▶ [Records for the exercise]
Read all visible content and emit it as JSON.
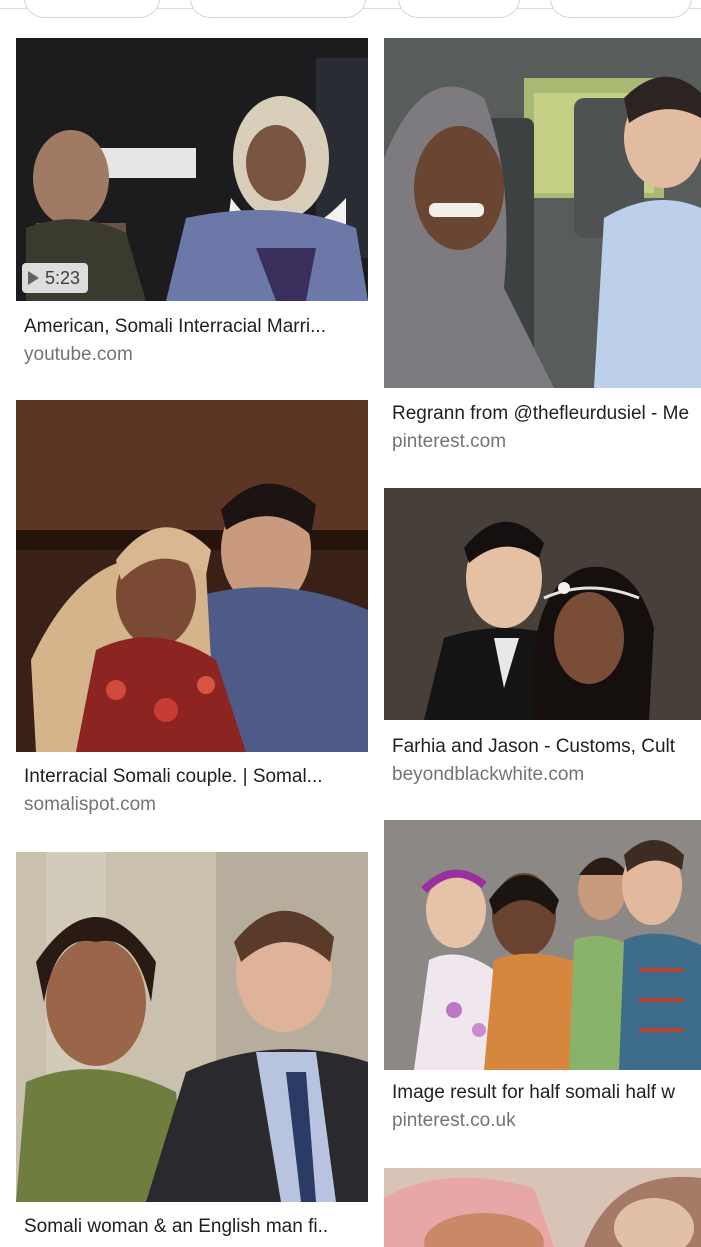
{
  "results": [
    {
      "title": "American, Somali Interracial Marri...",
      "source": "youtube.com",
      "duration": "5:23"
    },
    {
      "title": "Regrann from @thefleurdusiel - Me",
      "source": "pinterest.com"
    },
    {
      "title": "Interracial Somali couple. | Somal...",
      "source": "somalispot.com"
    },
    {
      "title": "Farhia and Jason - Customs, Cult",
      "source": "beyondblackwhite.com"
    },
    {
      "title": "Somali woman & an English man fi..",
      "source": ""
    },
    {
      "title": "Image result for half somali half w",
      "source": "pinterest.co.uk"
    }
  ]
}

▶ [Goal]
Set down all the data again exactly as above, pictures excluded.

▶ [Worked answer]
Read all visible content and emit it as JSON.
{
  "results": [
    {
      "title": "American, Somali Interracial Marri...",
      "source": "youtube.com",
      "duration": "5:23"
    },
    {
      "title": "Regrann from @thefleurdusiel - Me",
      "source": "pinterest.com"
    },
    {
      "title": "Interracial Somali couple. | Somal...",
      "source": "somalispot.com"
    },
    {
      "title": "Farhia and Jason - Customs, Cult",
      "source": "beyondblackwhite.com"
    },
    {
      "title": "Somali woman & an English man fi..",
      "source": ""
    },
    {
      "title": "Image result for half somali half w",
      "source": "pinterest.co.uk"
    }
  ]
}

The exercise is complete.